BEGIN Given data

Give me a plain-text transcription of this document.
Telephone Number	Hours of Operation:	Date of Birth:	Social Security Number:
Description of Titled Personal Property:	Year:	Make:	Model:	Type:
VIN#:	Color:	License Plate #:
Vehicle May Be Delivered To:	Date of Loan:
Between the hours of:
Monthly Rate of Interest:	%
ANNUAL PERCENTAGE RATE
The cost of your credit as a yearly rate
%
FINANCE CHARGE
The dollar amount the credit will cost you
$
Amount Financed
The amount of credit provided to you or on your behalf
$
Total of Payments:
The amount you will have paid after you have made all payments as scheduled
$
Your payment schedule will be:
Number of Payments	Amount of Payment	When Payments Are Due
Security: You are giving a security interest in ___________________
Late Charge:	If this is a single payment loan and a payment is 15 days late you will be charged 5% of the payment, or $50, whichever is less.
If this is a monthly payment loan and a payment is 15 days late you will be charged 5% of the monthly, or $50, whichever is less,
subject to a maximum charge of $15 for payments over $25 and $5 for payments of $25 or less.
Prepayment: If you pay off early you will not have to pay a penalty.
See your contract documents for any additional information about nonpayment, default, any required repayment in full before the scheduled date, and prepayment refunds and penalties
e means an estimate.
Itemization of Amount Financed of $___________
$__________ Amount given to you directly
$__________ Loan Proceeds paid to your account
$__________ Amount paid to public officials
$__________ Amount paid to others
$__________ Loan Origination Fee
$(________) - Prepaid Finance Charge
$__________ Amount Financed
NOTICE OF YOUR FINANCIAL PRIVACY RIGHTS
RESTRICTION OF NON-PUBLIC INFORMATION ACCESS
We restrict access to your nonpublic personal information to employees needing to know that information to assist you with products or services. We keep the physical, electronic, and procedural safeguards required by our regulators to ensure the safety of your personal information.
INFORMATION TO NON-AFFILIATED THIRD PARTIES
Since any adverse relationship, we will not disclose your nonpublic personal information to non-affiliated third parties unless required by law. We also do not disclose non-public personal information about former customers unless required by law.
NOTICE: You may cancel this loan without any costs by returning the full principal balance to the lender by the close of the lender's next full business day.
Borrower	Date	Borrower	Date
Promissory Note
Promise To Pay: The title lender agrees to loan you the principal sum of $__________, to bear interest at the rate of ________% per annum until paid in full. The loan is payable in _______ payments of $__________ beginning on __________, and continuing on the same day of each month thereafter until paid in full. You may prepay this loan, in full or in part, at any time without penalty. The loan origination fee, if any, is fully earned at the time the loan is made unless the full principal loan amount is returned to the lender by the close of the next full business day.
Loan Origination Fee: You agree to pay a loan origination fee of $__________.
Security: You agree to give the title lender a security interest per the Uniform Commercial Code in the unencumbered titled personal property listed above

END Given data

■ Problem ■
All of the data above should be transcribed exactly.

■ Reply to the task ■
Give me a plain-text transcription of this document.
Telephone Number	Hours of Operation:	Date of Birth:	Social Security Number:
Description of Titled Personal Property:	Year:	Make:	Model:	Type:
VIN#:	Color:	License Plate #:
Vehicle May Be Delivered To:	Date of Loan:
Between the hours of:
Monthly Rate of Interest:	%
ANNUAL PERCENTAGE RATE
The cost of your credit as a yearly rate
%
FINANCE CHARGE
The dollar amount the credit will cost you
$
Amount Financed
The amount of credit provided to you or on your behalf
$
Total of Payments:
The amount you will have paid after you have made all payments as scheduled
$
Your payment schedule will be:
Number of Payments	Amount of Payment	When Payments Are Due
Security: You are giving a security interest in ___________________
Late Charge:	If this is a single payment loan and a payment is 15 days late you will be charged 5% of the payment, or $50, whichever is less.
If this is a monthly payment loan and a payment is 15 days late you will be charged 5% of the monthly, or $50, whichever is less,
subject to a maximum charge of $15 for payments over $25 and $5 for payments of $25 or less.
Prepayment: If you pay off early you will not have to pay a penalty.
See your contract documents for any additional information about nonpayment, default, any required repayment in full before the scheduled date, and prepayment refunds and penalties
e means an estimate.
Itemization of Amount Financed of $___________
$__________ Amount given to you directly
$__________ Loan Proceeds paid to your account
$__________ Amount paid to public officials
$__________ Amount paid to others
$__________ Loan Origination Fee
$(________) - Prepaid Finance Charge
$__________ Amount Financed
NOTICE OF YOUR FINANCIAL PRIVACY RIGHTS
RESTRICTION OF NON-PUBLIC INFORMATION ACCESS
We restrict access to your nonpublic personal information to employees needing to know that information to assist you with products or services. We keep the physical, electronic, and procedural safeguards required by our regulators to ensure the safety of your personal information.
INFORMATION TO NON-AFFILIATED THIRD PARTIES
Since any adverse relationship, we will not disclose your nonpublic personal information to non-affiliated third parties unless required by law. We also do not disclose non-public personal information about former customers unless required by law.
NOTICE: You may cancel this loan without any costs by returning the full principal balance to the lender by the close of the lender's next full business day.
Borrower	Date	Borrower	Date
Promissory Note
Promise To Pay: The title lender agrees to loan you the principal sum of $__________, to bear interest at the rate of ________% per annum until paid in full. The loan is payable in _______ payments of $__________ beginning on __________, and continuing on the same day of each month thereafter until paid in full. You may prepay this loan, in full or in part, at any time without penalty. The loan origination fee, if any, is fully earned at the time the loan is made unless the full principal loan amount is returned to the lender by the close of the next full business day.
Loan Origination Fee: You agree to pay a loan origination fee of $__________.
Security: You agree to give the title lender a security interest per the Uniform Commercial Code in the unencumbered titled personal property listed above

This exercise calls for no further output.